>>

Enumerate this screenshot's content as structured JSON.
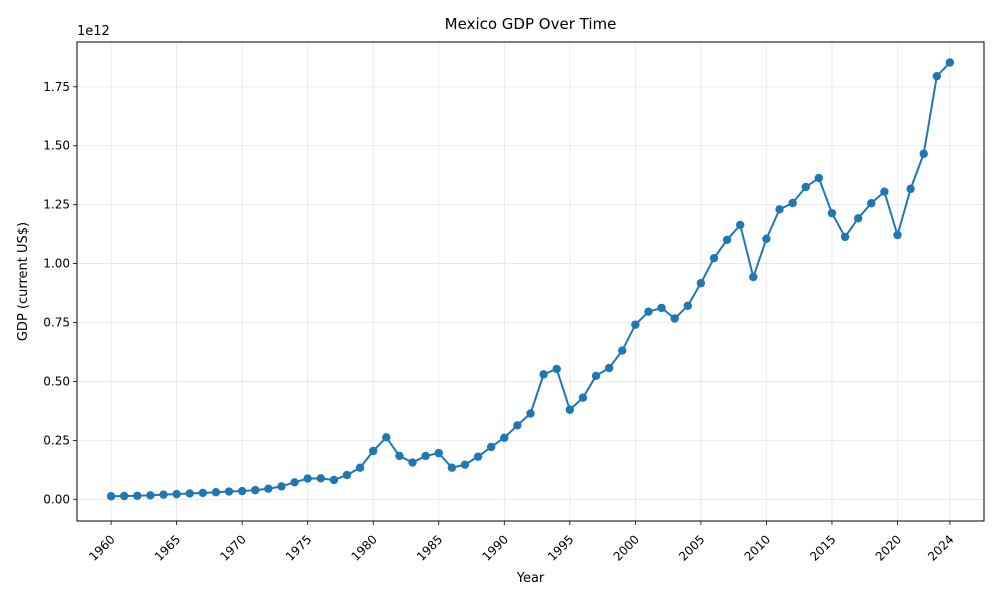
{
  "chart_data": {
    "type": "line",
    "title": "Mexico GDP Over Time",
    "xlabel": "Year",
    "ylabel": "GDP (current US$)",
    "y_offset_label": "1e12",
    "y_scale_factor": 1000000000000,
    "xlim": [
      1957.4,
      2026.6
    ],
    "ylim": [
      -0.092,
      1.94
    ],
    "x_ticks": [
      1960,
      1965,
      1970,
      1975,
      1980,
      1985,
      1990,
      1995,
      2000,
      2005,
      2010,
      2015,
      2020,
      2024
    ],
    "y_ticks": [
      0.0,
      0.25,
      0.5,
      0.75,
      1.0,
      1.25,
      1.5,
      1.75
    ],
    "y_tick_labels": [
      "0.00",
      "0.25",
      "0.50",
      "0.75",
      "1.00",
      "1.25",
      "1.50",
      "1.75"
    ],
    "grid": true,
    "series": [
      {
        "color": "#1f77b4",
        "marker": "circle",
        "x": [
          1960,
          1961,
          1962,
          1963,
          1964,
          1965,
          1966,
          1967,
          1968,
          1969,
          1970,
          1971,
          1972,
          1973,
          1974,
          1975,
          1976,
          1977,
          1978,
          1979,
          1980,
          1981,
          1982,
          1983,
          1984,
          1985,
          1986,
          1987,
          1988,
          1989,
          1990,
          1991,
          1992,
          1993,
          1994,
          1995,
          1996,
          1997,
          1998,
          1999,
          2000,
          2001,
          2002,
          2003,
          2004,
          2005,
          2006,
          2007,
          2008,
          2009,
          2010,
          2011,
          2012,
          2013,
          2014,
          2015,
          2016,
          2017,
          2018,
          2019,
          2020,
          2021,
          2022,
          2023,
          2024
        ],
        "values": [
          0.013,
          0.014,
          0.015,
          0.017,
          0.02,
          0.022,
          0.025,
          0.027,
          0.03,
          0.033,
          0.035,
          0.039,
          0.045,
          0.055,
          0.072,
          0.088,
          0.089,
          0.082,
          0.103,
          0.134,
          0.205,
          0.263,
          0.184,
          0.156,
          0.184,
          0.196,
          0.134,
          0.147,
          0.181,
          0.222,
          0.261,
          0.314,
          0.364,
          0.53,
          0.553,
          0.38,
          0.431,
          0.524,
          0.557,
          0.631,
          0.741,
          0.796,
          0.812,
          0.767,
          0.821,
          0.917,
          1.023,
          1.101,
          1.164,
          0.943,
          1.105,
          1.23,
          1.257,
          1.325,
          1.363,
          1.214,
          1.113,
          1.192,
          1.256,
          1.305,
          1.121,
          1.317,
          1.466,
          1.795,
          1.853
        ]
      }
    ]
  }
}
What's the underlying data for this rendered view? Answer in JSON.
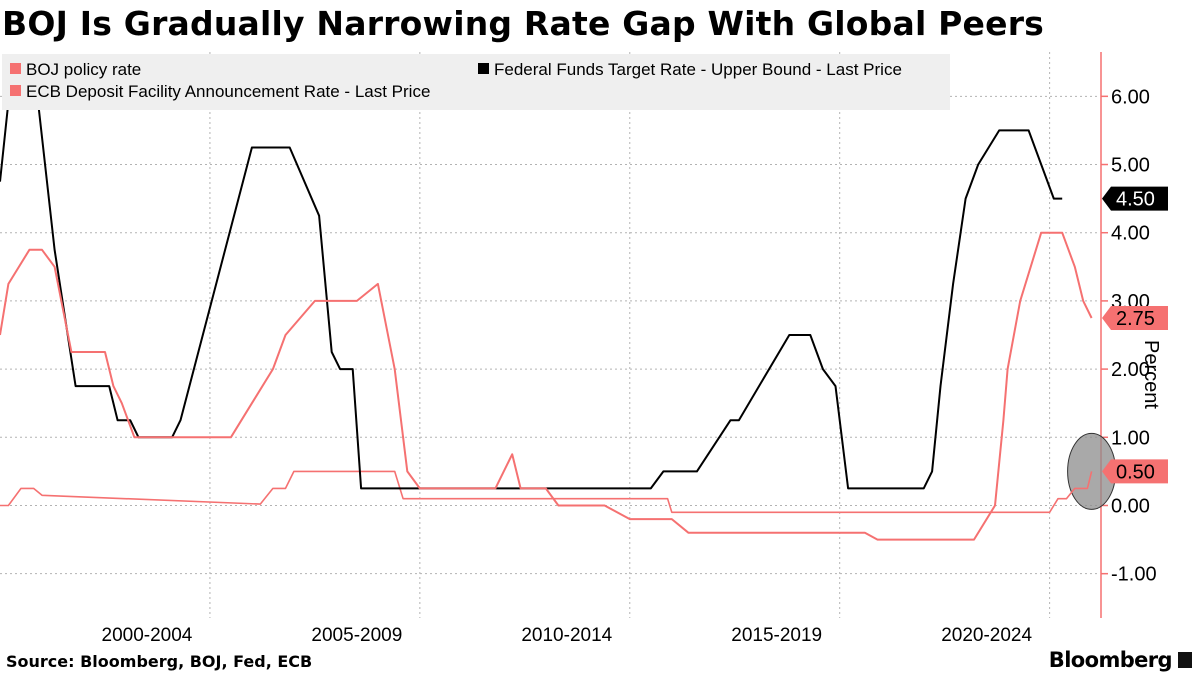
{
  "title": "BOJ Is Gradually Narrowing Rate Gap With Global Peers",
  "source": "Source: Bloomberg, BOJ, Fed, ECB",
  "brand": "Bloomberg",
  "chart_data": {
    "type": "line",
    "ylabel": "Percent",
    "ylim": [
      -1.65,
      6.65
    ],
    "yticks": [
      -1,
      0,
      1,
      2,
      3,
      4,
      5,
      6
    ],
    "ytick_labels": [
      "-1.00",
      "0.00",
      "1.00",
      "2.00",
      "3.00",
      "4.00",
      "5.00",
      "6.00"
    ],
    "xlim": [
      1999.0,
      2025.2
    ],
    "xtick_labels": [
      "2000-2004",
      "2005-2009",
      "2010-2014",
      "2015-2019",
      "2020-2024"
    ],
    "xtick_centers": [
      2002.5,
      2007.5,
      2012.5,
      2017.5,
      2022.5
    ],
    "year_separators": [
      2004,
      2009,
      2014,
      2019,
      2024
    ],
    "grid": true,
    "legend_position": "top",
    "highlight": {
      "x": 2025.0,
      "y": 0.5,
      "note": "circled latest BOJ value"
    },
    "series": [
      {
        "name": "BOJ policy rate",
        "color": "#f57171",
        "last_value": "0.50",
        "points": [
          [
            1999.0,
            0.0
          ],
          [
            1999.2,
            0.0
          ],
          [
            1999.5,
            0.25
          ],
          [
            1999.8,
            0.25
          ],
          [
            2000.0,
            0.15
          ],
          [
            2005.2,
            0.02
          ],
          [
            2005.2,
            0.02
          ],
          [
            2005.5,
            0.25
          ],
          [
            2005.8,
            0.25
          ],
          [
            2006.0,
            0.5
          ],
          [
            2007.3,
            0.5
          ],
          [
            2007.6,
            0.5
          ],
          [
            2008.4,
            0.5
          ],
          [
            2008.6,
            0.1
          ],
          [
            2012.0,
            0.1
          ],
          [
            2014.9,
            0.1
          ],
          [
            2015.0,
            -0.1
          ],
          [
            2023.0,
            -0.1
          ],
          [
            2024.0,
            -0.1
          ],
          [
            2024.2,
            0.1
          ],
          [
            2024.4,
            0.1
          ],
          [
            2024.6,
            0.25
          ],
          [
            2024.9,
            0.25
          ],
          [
            2025.0,
            0.5
          ]
        ]
      },
      {
        "name": "Federal Funds Target Rate - Upper Bound - Last Price",
        "color": "#000000",
        "last_value": "4.50",
        "points": [
          [
            1999.0,
            4.75
          ],
          [
            1999.3,
            6.5
          ],
          [
            1999.8,
            6.5
          ],
          [
            2000.3,
            3.75
          ],
          [
            2000.8,
            1.75
          ],
          [
            2001.6,
            1.75
          ],
          [
            2001.8,
            1.25
          ],
          [
            2002.1,
            1.25
          ],
          [
            2002.3,
            1.0
          ],
          [
            2003.1,
            1.0
          ],
          [
            2003.3,
            1.25
          ],
          [
            2005.0,
            5.25
          ],
          [
            2005.9,
            5.25
          ],
          [
            2006.6,
            4.25
          ],
          [
            2006.9,
            2.25
          ],
          [
            2007.1,
            2.0
          ],
          [
            2007.4,
            2.0
          ],
          [
            2007.6,
            0.25
          ],
          [
            2014.5,
            0.25
          ],
          [
            2014.8,
            0.5
          ],
          [
            2015.6,
            0.5
          ],
          [
            2016.4,
            1.25
          ],
          [
            2016.6,
            1.25
          ],
          [
            2017.8,
            2.5
          ],
          [
            2018.3,
            2.5
          ],
          [
            2018.6,
            2.0
          ],
          [
            2018.9,
            1.75
          ],
          [
            2019.2,
            0.25
          ],
          [
            2021.0,
            0.25
          ],
          [
            2021.2,
            0.5
          ],
          [
            2021.4,
            1.75
          ],
          [
            2021.7,
            3.25
          ],
          [
            2022.0,
            4.5
          ],
          [
            2022.3,
            5.0
          ],
          [
            2022.8,
            5.5
          ],
          [
            2023.5,
            5.5
          ],
          [
            2023.8,
            5.0
          ],
          [
            2024.1,
            4.5
          ],
          [
            2024.3,
            4.5
          ]
        ]
      },
      {
        "name": "ECB Deposit Facility Announcement Rate - Last Price",
        "color": "#f57171",
        "last_value": "2.75",
        "points": [
          [
            1999.0,
            2.5
          ],
          [
            1999.2,
            3.25
          ],
          [
            1999.7,
            3.75
          ],
          [
            2000.0,
            3.75
          ],
          [
            2000.3,
            3.5
          ],
          [
            2000.7,
            2.25
          ],
          [
            2001.5,
            2.25
          ],
          [
            2001.7,
            1.75
          ],
          [
            2001.9,
            1.5
          ],
          [
            2002.2,
            1.0
          ],
          [
            2004.5,
            1.0
          ],
          [
            2005.0,
            1.5
          ],
          [
            2005.5,
            2.0
          ],
          [
            2005.8,
            2.5
          ],
          [
            2006.5,
            3.0
          ],
          [
            2007.5,
            3.0
          ],
          [
            2008.0,
            3.25
          ],
          [
            2008.4,
            2.0
          ],
          [
            2008.7,
            0.5
          ],
          [
            2009.0,
            0.25
          ],
          [
            2009.5,
            0.25
          ],
          [
            2010.8,
            0.25
          ],
          [
            2011.2,
            0.75
          ],
          [
            2011.4,
            0.25
          ],
          [
            2012.0,
            0.25
          ],
          [
            2012.3,
            0.0
          ],
          [
            2013.4,
            0.0
          ],
          [
            2014.0,
            -0.2
          ],
          [
            2015.0,
            -0.2
          ],
          [
            2015.4,
            -0.4
          ],
          [
            2016.0,
            -0.4
          ],
          [
            2019.6,
            -0.4
          ],
          [
            2019.9,
            -0.5
          ],
          [
            2022.2,
            -0.5
          ],
          [
            2022.7,
            0.0
          ],
          [
            2022.9,
            1.25
          ],
          [
            2023.0,
            2.0
          ],
          [
            2023.3,
            3.0
          ],
          [
            2023.8,
            4.0
          ],
          [
            2024.3,
            4.0
          ],
          [
            2024.6,
            3.5
          ],
          [
            2024.8,
            3.0
          ],
          [
            2025.0,
            2.75
          ]
        ]
      }
    ]
  }
}
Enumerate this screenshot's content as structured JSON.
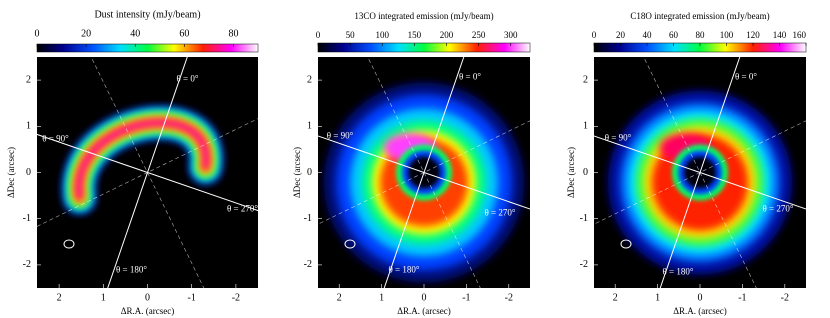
{
  "chart_data": [
    {
      "type": "image",
      "title": "Dust intensity (mJy/beam)",
      "xlabel": "ΔR.A. (arcsec)",
      "ylabel": "ΔDec (arcsec)",
      "xlim": [
        2.5,
        -2.5
      ],
      "ylim": [
        -2.5,
        2.5
      ],
      "xticks": [
        2,
        1,
        0,
        -1,
        -2
      ],
      "yticks": [
        2,
        1,
        0,
        -1,
        -2
      ],
      "clim": [
        0,
        90
      ],
      "cticks": [
        0,
        20,
        40,
        60,
        80
      ],
      "annotations": [
        "θ = 0°",
        "θ = 90°",
        "θ = 270°",
        "θ = 180°"
      ]
    },
    {
      "type": "image",
      "title": "13CO integrated emission (mJy/beam)",
      "xlabel": "ΔR.A. (arcsec)",
      "ylabel": "ΔDec (arcsec)",
      "xlim": [
        2.5,
        -2.5
      ],
      "ylim": [
        -2.5,
        2.5
      ],
      "xticks": [
        2,
        1,
        0,
        -1,
        -2
      ],
      "yticks": [
        2,
        1,
        0,
        -1,
        -2
      ],
      "clim": [
        0,
        330
      ],
      "cticks": [
        0,
        50,
        100,
        150,
        200,
        250,
        300
      ],
      "annotations": [
        "θ = 0°",
        "θ = 90°",
        "θ = 270°",
        "θ = 180°"
      ]
    },
    {
      "type": "image",
      "title": "C18O integrated emission (mJy/beam)",
      "xlabel": "ΔR.A. (arcsec)",
      "ylabel": "ΔDec (arcsec)",
      "xlim": [
        2.5,
        -2.5
      ],
      "ylim": [
        -2.5,
        2.5
      ],
      "xticks": [
        2,
        1,
        0,
        -1,
        -2
      ],
      "yticks": [
        2,
        1,
        0,
        -1,
        -2
      ],
      "clim": [
        0,
        160
      ],
      "cticks": [
        0,
        20,
        40,
        60,
        80,
        100,
        120,
        140,
        160
      ],
      "annotations": [
        "θ = 0°",
        "θ = 90°",
        "θ = 270°",
        "θ = 180°"
      ]
    }
  ]
}
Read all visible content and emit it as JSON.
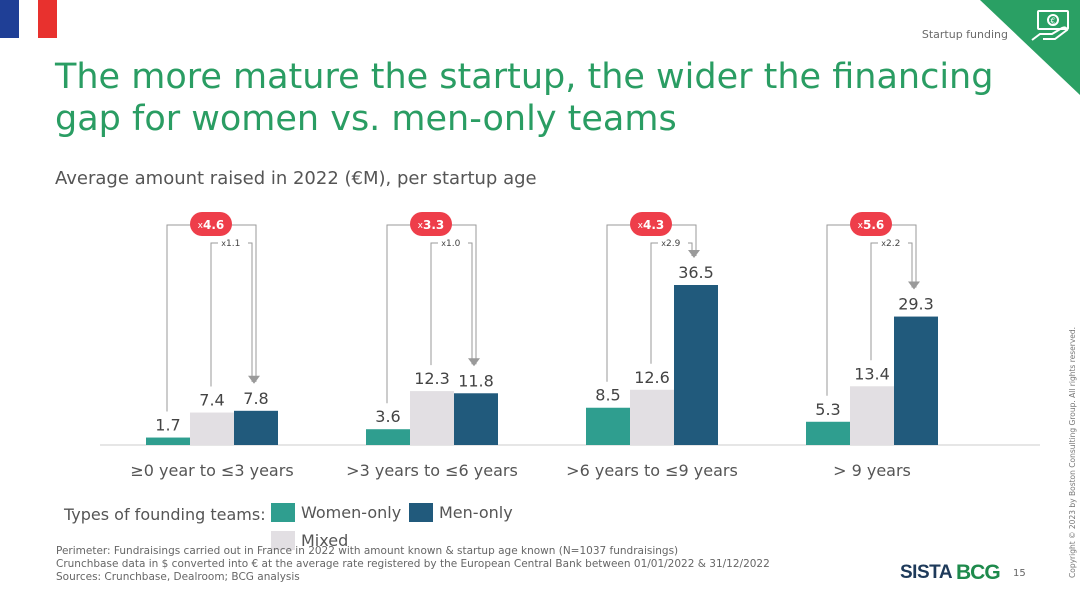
{
  "header": {
    "section_label": "Startup funding",
    "title": "The more mature the startup, the wider the financing gap for women vs. men-only teams",
    "subtitle": "Average amount raised in 2022 (€M), per startup age"
  },
  "chart_data": {
    "type": "bar",
    "title": "",
    "categories": [
      "≥0 year to ≤3 years",
      ">3 years to ≤6 years",
      ">6 years to ≤9 years",
      "> 9 years"
    ],
    "series": [
      {
        "name": "Women-only",
        "color": "#2f9e8f",
        "values": [
          1.7,
          3.6,
          8.5,
          5.3
        ]
      },
      {
        "name": "Mixed",
        "color": "#e2dfe3",
        "values": [
          7.4,
          12.3,
          12.6,
          13.4
        ]
      },
      {
        "name": "Men-only",
        "color": "#215a7c",
        "values": [
          7.8,
          11.8,
          36.5,
          29.3
        ]
      }
    ],
    "value_labels": [
      [
        "1.7",
        "7.4",
        "7.8"
      ],
      [
        "3.6",
        "12.3",
        "11.8"
      ],
      [
        "8.5",
        "12.6",
        "36.5"
      ],
      [
        "5.3",
        "13.4",
        "29.3"
      ]
    ],
    "ratio_women_vs_men": [
      {
        "prefix": "x",
        "value": "4.6"
      },
      {
        "prefix": "x",
        "value": "3.3"
      },
      {
        "prefix": "x",
        "value": "4.3"
      },
      {
        "prefix": "x",
        "value": "5.6"
      }
    ],
    "ratio_mixed_vs_men": [
      {
        "prefix": "x",
        "value": "1.1"
      },
      {
        "prefix": "x",
        "value": "1.0"
      },
      {
        "prefix": "x",
        "value": "2.9"
      },
      {
        "prefix": "x",
        "value": "2.2"
      }
    ],
    "ylim": [
      0,
      36.5
    ],
    "grid": false,
    "legend_position": "bottom-left",
    "ratio_badge_color": "#ee3e4a"
  },
  "legend": {
    "title": "Types of founding teams:",
    "items": [
      "Women-only",
      "Men-only",
      "Mixed"
    ]
  },
  "footnotes": [
    "Perimeter: Fundraisings carried out in France in 2022 with amount known & startup age known (N=1037 fundraisings)",
    "Crunchbase data in $ converted into € at the average rate registered by the European Central Bank between 01/01/2022 & 31/12/2022",
    "Sources: Crunchbase, Dealroom; BCG analysis"
  ],
  "footer": {
    "logo_sista": "SISTA",
    "logo_bcg": "BCG",
    "page_number": "15",
    "copyright": "Copyright © 2023 by Boston Consulting Group. All rights reserved."
  },
  "icons": {
    "flag": "french-flag-icon",
    "corner": "money-hand-icon"
  }
}
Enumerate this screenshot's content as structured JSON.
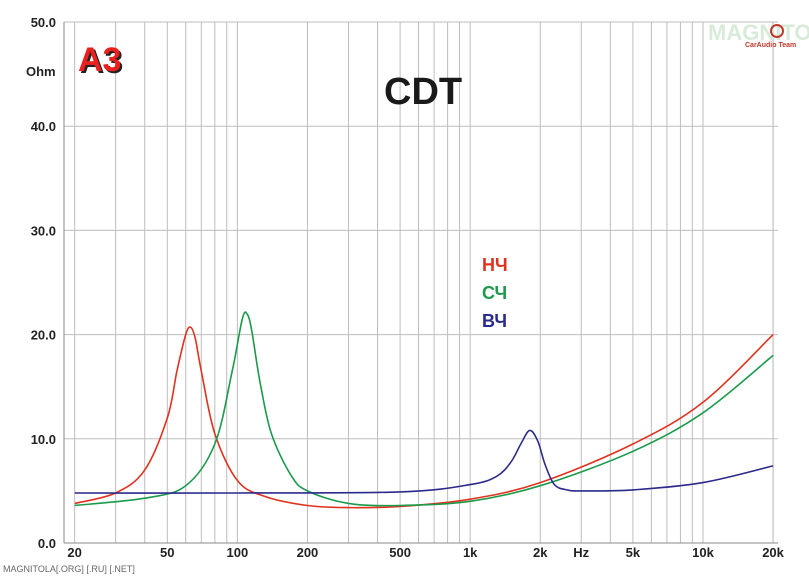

<<

[EXERCISE DETAILS]: Find all lines holding the string "Crunchbase" and copy them.

[EXPECTED ANSWER]:
    "Crunchbase data in $ converted into € at the average rate registered by the European Central Bank between 01/01/2022 & 31/12/2022",
    "Sources: Crunchbase, Dealroom; BCG analysis"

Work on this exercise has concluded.